And so it was that Williams soon left the small folk circuit and honed
her truthful blend of comedic irony and sadness through 1996’s “Mortal
City” and 1997’s “End of the Summer,” which garnered praise and radio
play alike for the singles “Are You Out There” and “What Do You Hear in
These Sounds.” After releasing “Green World” in 2000 she recorded the
awesome live collection “Out There Live,” which marked the end of an
era of sorts. If Dar Williams had to grow up sometime, she did so with
“The Beauty of the Rain.”
After moving to New York and settling into a new life there, her style
changed as well. “The Beauty of the Rain” is fuller, broader in scope
and layered with top-notch guest artists including Alison Kraus, John
Popper and John Medeski. The album forgoes her folk-inspired sound for
a more adult contemporary one. Layers of instruments, from percussion
and string sections to keyboards, create soundscapes behind richer
harmonies and more elaborate production.
In the same vein as the 2003 release, her latest album, “My Better
Self,” hits stores Sept. 13. “This is an album where I’m thinking about
where we are right now in history … the songs all put stuff out on the
table I find important. Less metaphor and more me,” Williams says in
her press materials. The Razor & Tie Records release features a
fresh list of guest artists as well: Marshall Crenshaw, Patty Larkin,
Stone Chuch alumni Soulive, and a duet with Ani Difranco on Pink
Floyd’s “Comfortably Numb.”
While “Confortably Numb” is a little disappointing, the Soulive number
“Two Sides of the River” is fantastic and showcases the backing unit’s
chops, as well as their energy and gumption, which Williams obviously
got caught up in while recording. There are some nods to her folk past,
including the opening track, “Teen for God,” which is very singable and
funny, and “Liar.” But this is a more grown-up version of Dar Williams’
music, and the album is replete with lush harmonies and deep tracking
that please the ears of a wider group of listeners on tracks like “So
Close to My Heart,” “The Blue Light of the Flame” and “The
Hudson.”
┄┄┄┄┄┄
Written problem 1
Quote the collected data entries below word for word, every line of each entry.

Collected data entries:
┄┄┄┄┄┄
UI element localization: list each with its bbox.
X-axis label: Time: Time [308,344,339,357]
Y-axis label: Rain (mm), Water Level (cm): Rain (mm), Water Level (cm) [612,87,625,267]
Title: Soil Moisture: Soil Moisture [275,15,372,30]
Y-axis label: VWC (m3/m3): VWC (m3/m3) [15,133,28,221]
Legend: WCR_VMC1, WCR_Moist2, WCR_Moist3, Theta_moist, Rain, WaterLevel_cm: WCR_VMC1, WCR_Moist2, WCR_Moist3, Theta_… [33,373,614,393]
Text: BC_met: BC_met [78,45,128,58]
┄┄┄┄┄┄
Written problem 2
Print the part of the Dar Williams article starting at "After moving to" and ending at "more elaborate production.", reproducing it character for character.

Written answer 1
UI element localization: list each with its bbox.
X-axis label: Time: Time [308,344,339,357]
Y-axis label: Rain (mm), Water Level (cm): Rain (mm), Water Level (cm) [612,87,625,267]
Title: Soil Moisture: Soil Moisture [275,15,372,30]
Y-axis label: VWC (m3/m3): VWC (m3/m3) [15,133,28,221]
Legend: WCR_VMC1, WCR_Moist2, WCR_Moist3, Theta_moist, Rain, WaterLevel_cm: WCR_VMC1, WCR_Moist2, WCR_Moist3, Theta_… [33,373,614,393]
Text: BC_met: BC_met [78,45,128,58]

Written answer 2
After moving to New York and settling into a new life there, her style
changed as well. “The Beauty of the Rain” is fuller, broader in scope
and layered with top-notch guest artists including Alison Kraus, John
Popper and John Medeski. The album forgoes her folk-inspired sound for
a more adult contemporary one. Layers of instruments, from percussion
and string sections to keyboards, create soundscapes behind richer
harmonies and more elaborate production.